_Bereitgestellter Text_
Transfer of Title Concerning Movables - Eigentumsübertragung an beweglichen Sachen in Europa, hg. v. Rainer, Johannes Michael (= Salzburger Studien zum europäischen Privatrecht 18-21) Part I Introduction, Estonia, Italy, Poland, Portugal, Scotland, Slovenia, Spain -Teil 1 Einführung, Estland, Italien, Polen, Portugal, Schottland, Slowenien, Spanien, hg. v. Rainer, Johannes Michael/Filip-Fröschl, Johanna, Part II - Teil 2 McGuire, Mary-Rose, National Report Germany, Part III - Teil 3 Martinson, Claes, National Report Sweden, Salomons, Arthur, Part IV - Teil 4 National Report The Netherlands. Lang, Frankfurt am Main 2006. 210, 144, 97, 102 S. Besprochen von Christian Baldus.

_Zu erledigende Arbeit_
Bitte schreiben Sie die bibliografische Angabe vollständig und Zeichen für Zeichen ab. Die Auflistung hat mit der bibliografischen Angabe nichts zu tun.

_Bereitgestellte Angaben_

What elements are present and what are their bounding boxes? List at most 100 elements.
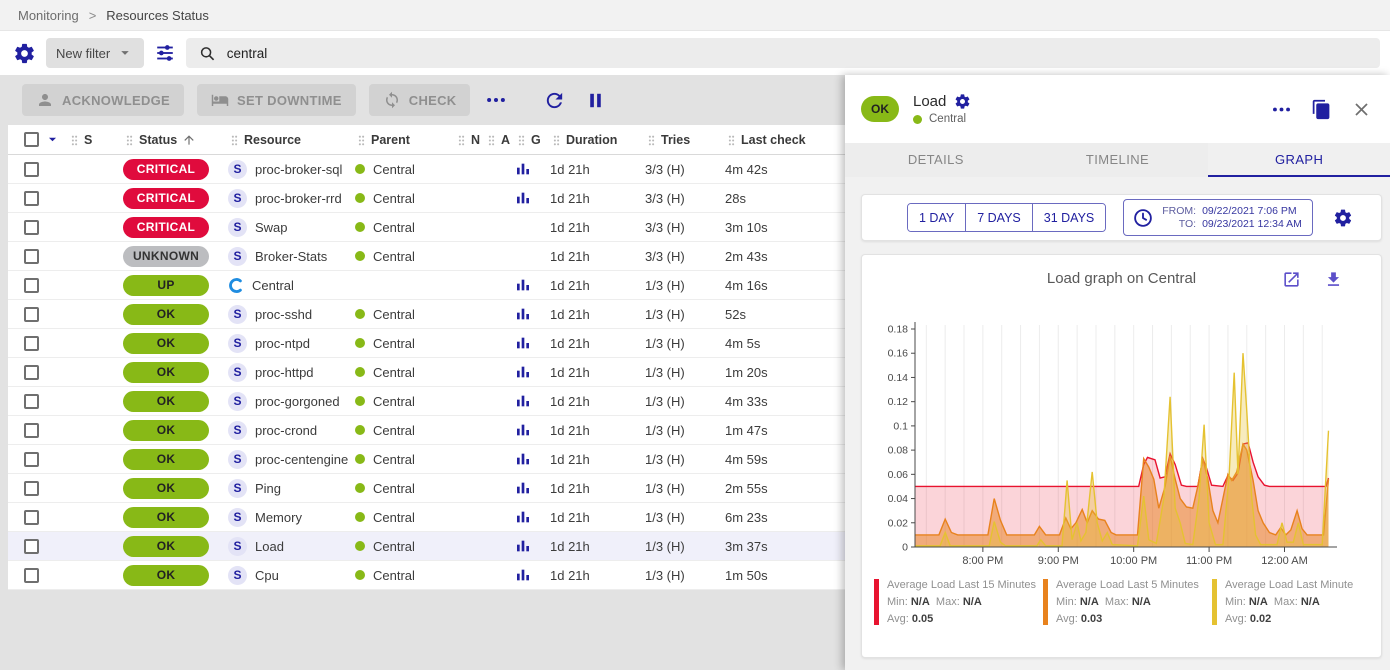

_Vollständige Antwort_
Transfer of Title Concerning Movables - Eigentumsübertragung an beweglichen Sachen in Europa, hg. v. Rainer, Johannes Michael (= Salzburger Studien zum europäischen Privatrecht 18-21) Part I Introduction, Estonia, Italy, Poland, Portugal, Scotland, Slovenia, Spain -Teil 1 Einführung, Estland, Italien, Polen, Portugal, Schottland, Slowenien, Spanien, hg. v. Rainer, Johannes Michael/Filip-Fröschl, Johanna, Part II - Teil 2 McGuire, Mary-Rose, National Report Germany, Part III - Teil 3 Martinson, Claes, National Report Sweden, Salomons, Arthur, Part IV - Teil 4 National Report The Netherlands. Lang, Frankfurt am Main 2006. 210, 144, 97, 102 S. Besprochen von Christian Baldus.